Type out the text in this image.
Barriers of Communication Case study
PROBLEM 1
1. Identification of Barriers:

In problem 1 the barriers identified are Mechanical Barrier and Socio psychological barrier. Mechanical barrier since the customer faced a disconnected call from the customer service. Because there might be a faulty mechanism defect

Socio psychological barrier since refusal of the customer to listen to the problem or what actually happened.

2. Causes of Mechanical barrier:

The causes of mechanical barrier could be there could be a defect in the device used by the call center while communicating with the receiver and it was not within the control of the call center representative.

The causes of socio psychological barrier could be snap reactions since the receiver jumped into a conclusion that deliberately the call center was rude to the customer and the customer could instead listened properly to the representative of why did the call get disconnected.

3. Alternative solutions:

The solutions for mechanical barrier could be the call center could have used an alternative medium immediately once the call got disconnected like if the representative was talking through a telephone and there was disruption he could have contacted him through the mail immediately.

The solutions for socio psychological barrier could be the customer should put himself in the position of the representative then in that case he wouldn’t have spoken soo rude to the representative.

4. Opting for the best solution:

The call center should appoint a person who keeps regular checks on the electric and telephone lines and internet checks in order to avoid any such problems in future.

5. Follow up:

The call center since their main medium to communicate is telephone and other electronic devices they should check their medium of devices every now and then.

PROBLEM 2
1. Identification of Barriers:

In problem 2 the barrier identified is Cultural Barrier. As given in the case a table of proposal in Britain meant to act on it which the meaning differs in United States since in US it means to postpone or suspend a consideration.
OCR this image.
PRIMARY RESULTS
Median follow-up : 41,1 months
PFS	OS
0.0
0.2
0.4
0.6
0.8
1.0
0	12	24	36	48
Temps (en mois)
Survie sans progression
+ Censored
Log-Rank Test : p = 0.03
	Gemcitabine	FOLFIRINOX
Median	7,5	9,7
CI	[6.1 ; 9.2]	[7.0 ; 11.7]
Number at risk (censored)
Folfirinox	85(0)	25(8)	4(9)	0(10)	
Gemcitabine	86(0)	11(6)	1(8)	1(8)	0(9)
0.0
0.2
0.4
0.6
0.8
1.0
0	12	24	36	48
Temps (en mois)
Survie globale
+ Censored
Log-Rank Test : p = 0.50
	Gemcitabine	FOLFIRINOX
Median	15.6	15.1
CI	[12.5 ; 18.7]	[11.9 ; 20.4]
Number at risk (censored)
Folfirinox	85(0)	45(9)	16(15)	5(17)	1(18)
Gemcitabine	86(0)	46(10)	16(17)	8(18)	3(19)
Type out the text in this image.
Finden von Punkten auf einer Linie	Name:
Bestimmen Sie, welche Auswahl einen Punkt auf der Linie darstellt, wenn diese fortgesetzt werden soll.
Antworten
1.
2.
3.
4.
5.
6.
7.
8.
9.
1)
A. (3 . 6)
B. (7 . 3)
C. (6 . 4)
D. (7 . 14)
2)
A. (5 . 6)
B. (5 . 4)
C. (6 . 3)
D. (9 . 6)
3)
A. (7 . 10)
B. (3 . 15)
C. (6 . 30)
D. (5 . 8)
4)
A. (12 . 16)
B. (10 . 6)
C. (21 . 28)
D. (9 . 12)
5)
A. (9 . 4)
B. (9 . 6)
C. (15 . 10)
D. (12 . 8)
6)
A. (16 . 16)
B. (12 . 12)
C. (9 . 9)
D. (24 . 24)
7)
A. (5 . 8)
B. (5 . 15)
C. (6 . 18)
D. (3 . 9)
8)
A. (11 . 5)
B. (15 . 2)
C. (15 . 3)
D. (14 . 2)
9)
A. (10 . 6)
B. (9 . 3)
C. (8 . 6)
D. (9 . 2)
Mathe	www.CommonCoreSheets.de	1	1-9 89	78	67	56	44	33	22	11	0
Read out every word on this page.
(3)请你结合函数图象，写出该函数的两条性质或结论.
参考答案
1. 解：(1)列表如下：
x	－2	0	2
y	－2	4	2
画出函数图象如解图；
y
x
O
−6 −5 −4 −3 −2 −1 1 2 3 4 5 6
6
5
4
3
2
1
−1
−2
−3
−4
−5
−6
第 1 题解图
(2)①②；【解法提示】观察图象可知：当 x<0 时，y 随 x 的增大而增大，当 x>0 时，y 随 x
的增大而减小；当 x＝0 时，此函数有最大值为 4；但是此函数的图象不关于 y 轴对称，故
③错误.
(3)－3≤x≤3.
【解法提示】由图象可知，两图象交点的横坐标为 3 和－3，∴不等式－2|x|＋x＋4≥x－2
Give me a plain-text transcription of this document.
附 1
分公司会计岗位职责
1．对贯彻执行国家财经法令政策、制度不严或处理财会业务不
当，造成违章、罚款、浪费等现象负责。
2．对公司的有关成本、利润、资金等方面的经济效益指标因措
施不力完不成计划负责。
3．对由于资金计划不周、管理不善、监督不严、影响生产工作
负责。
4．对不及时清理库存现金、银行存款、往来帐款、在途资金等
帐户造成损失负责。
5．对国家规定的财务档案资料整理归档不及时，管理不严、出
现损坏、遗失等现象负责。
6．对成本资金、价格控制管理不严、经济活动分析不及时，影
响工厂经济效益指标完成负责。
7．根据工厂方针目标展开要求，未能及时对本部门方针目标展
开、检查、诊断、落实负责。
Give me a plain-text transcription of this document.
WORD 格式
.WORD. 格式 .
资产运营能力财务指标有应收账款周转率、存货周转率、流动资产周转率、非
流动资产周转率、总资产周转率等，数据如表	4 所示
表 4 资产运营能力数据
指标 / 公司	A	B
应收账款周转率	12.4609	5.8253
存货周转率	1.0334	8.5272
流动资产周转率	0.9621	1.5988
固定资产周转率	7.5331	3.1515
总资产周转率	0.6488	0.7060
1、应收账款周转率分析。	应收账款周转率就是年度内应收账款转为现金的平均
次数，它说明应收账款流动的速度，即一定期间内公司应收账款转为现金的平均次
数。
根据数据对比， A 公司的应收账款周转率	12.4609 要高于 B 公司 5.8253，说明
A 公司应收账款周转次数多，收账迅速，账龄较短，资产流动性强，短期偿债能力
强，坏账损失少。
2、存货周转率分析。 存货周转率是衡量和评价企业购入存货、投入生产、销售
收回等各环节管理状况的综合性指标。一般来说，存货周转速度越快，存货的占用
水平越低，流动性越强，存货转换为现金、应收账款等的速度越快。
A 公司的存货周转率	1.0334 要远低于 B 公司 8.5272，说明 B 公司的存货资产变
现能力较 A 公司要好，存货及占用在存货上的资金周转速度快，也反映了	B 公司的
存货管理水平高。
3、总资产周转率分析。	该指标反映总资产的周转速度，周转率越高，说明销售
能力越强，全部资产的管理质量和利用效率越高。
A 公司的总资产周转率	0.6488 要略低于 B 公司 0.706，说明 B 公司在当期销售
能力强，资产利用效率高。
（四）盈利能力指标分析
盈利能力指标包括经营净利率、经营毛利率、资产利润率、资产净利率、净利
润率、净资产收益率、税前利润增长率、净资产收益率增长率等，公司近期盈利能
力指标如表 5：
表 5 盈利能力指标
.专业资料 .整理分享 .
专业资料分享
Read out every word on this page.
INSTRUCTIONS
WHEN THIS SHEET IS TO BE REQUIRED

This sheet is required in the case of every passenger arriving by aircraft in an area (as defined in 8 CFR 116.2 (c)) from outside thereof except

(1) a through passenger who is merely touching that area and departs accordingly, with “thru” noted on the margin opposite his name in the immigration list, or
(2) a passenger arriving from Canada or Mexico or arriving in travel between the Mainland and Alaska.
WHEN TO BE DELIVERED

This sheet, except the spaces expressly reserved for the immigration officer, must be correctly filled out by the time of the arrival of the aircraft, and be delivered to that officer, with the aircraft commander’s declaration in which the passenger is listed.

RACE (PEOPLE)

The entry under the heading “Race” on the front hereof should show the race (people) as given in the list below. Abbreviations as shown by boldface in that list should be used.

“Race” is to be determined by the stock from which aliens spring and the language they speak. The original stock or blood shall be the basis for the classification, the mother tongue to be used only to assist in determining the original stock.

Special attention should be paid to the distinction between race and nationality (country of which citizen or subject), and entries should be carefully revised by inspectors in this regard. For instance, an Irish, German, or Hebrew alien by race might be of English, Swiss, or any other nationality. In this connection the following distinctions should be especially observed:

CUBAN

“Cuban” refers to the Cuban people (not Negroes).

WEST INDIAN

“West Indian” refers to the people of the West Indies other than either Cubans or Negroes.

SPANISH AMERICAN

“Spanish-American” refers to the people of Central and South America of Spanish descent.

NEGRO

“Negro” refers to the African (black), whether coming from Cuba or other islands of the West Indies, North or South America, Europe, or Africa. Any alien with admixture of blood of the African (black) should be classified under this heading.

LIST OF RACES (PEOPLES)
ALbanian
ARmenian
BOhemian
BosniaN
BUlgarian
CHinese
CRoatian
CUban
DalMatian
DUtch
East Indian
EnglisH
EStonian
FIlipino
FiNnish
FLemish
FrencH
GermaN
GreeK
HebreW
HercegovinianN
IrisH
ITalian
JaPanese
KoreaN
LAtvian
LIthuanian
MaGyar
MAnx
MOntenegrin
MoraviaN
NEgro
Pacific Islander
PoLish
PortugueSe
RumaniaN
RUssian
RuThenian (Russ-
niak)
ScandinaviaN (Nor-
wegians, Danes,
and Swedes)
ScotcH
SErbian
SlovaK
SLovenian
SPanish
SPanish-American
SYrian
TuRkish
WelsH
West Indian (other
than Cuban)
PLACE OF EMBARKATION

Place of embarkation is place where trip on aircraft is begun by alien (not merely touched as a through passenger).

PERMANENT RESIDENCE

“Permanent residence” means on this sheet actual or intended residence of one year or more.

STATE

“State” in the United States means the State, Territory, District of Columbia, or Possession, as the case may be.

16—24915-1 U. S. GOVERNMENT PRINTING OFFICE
####
Task prompt >>
Write down only how many lines in the listing contain the word "they".

Task response >>
2